[INSTRUCTIONS TO FOLLOW]
Output the lines that follow exactly as they are.

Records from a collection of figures
++++

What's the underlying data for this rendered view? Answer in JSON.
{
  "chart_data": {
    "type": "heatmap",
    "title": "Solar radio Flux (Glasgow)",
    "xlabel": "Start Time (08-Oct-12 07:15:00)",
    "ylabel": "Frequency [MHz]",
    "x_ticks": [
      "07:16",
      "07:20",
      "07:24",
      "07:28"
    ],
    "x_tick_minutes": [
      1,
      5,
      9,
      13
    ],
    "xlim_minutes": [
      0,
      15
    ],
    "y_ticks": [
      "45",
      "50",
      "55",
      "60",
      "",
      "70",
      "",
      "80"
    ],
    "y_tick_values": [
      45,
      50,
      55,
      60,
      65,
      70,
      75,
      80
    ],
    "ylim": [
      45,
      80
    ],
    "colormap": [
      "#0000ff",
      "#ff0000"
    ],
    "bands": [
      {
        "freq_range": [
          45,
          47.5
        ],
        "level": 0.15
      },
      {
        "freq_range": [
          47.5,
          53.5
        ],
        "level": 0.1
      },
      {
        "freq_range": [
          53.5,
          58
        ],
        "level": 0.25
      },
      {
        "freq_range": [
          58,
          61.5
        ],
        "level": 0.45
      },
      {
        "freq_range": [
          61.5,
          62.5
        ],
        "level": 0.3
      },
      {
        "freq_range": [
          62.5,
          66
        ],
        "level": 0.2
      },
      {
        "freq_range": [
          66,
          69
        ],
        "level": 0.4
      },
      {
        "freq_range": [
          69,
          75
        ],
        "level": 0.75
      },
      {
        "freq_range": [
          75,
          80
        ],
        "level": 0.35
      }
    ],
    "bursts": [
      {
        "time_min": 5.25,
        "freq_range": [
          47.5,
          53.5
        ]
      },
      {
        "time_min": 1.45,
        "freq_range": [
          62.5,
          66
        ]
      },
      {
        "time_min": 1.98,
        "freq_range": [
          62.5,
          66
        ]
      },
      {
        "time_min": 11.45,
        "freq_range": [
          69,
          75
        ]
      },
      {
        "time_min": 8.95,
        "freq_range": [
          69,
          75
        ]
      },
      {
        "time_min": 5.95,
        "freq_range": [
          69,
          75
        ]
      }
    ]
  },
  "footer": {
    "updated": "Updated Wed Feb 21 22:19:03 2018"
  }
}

++++

[WRITTEN SOLUTION]
What's the underlying data for this rendered view? Answer in JSON.
{
  "chart_data": {
    "type": "heatmap",
    "title": "Solar radio Flux (Glasgow)",
    "xlabel": "Start Time (08-Oct-12 07:15:00)",
    "ylabel": "Frequency [MHz]",
    "x_ticks": [
      "07:16",
      "07:20",
      "07:24",
      "07:28"
    ],
    "x_tick_minutes": [
      1,
      5,
      9,
      13
    ],
    "xlim_minutes": [
      0,
      15
    ],
    "y_ticks": [
      "45",
      "50",
      "55",
      "60",
      "",
      "70",
      "",
      "80"
    ],
    "y_tick_values": [
      45,
      50,
      55,
      60,
      65,
      70,
      75,
      80
    ],
    "ylim": [
      45,
      80
    ],
    "colormap": [
      "#0000ff",
      "#ff0000"
    ],
    "bands": [
      {
        "freq_range": [
          45,
          47.5
        ],
        "level": 0.15
      },
      {
        "freq_range": [
          47.5,
          53.5
        ],
        "level": 0.1
      },
      {
        "freq_range": [
          53.5,
          58
        ],
        "level": 0.25
      },
      {
        "freq_range": [
          58,
          61.5
        ],
        "level": 0.45
      },
      {
        "freq_range": [
          61.5,
          62.5
        ],
        "level": 0.3
      },
      {
        "freq_range": [
          62.5,
          66
        ],
        "level": 0.2
      },
      {
        "freq_range": [
          66,
          69
        ],
        "level": 0.4
      },
      {
        "freq_range": [
          69,
          75
        ],
        "level": 0.75
      },
      {
        "freq_range": [
          75,
          80
        ],
        "level": 0.35
      }
    ],
    "bursts": [
      {
        "time_min": 5.25,
        "freq_range": [
          47.5,
          53.5
        ]
      },
      {
        "time_min": 1.45,
        "freq_range": [
          62.5,
          66
        ]
      },
      {
        "time_min": 1.98,
        "freq_range": [
          62.5,
          66
        ]
      },
      {
        "time_min": 11.45,
        "freq_range": [
          69,
          75
        ]
      },
      {
        "time_min": 8.95,
        "freq_range": [
          69,
          75
        ]
      },
      {
        "time_min": 5.95,
        "freq_range": [
          69,
          75
        ]
      }
    ]
  },
  "footer": {
    "updated": "Updated Wed Feb 21 22:19:03 2018"
  }
}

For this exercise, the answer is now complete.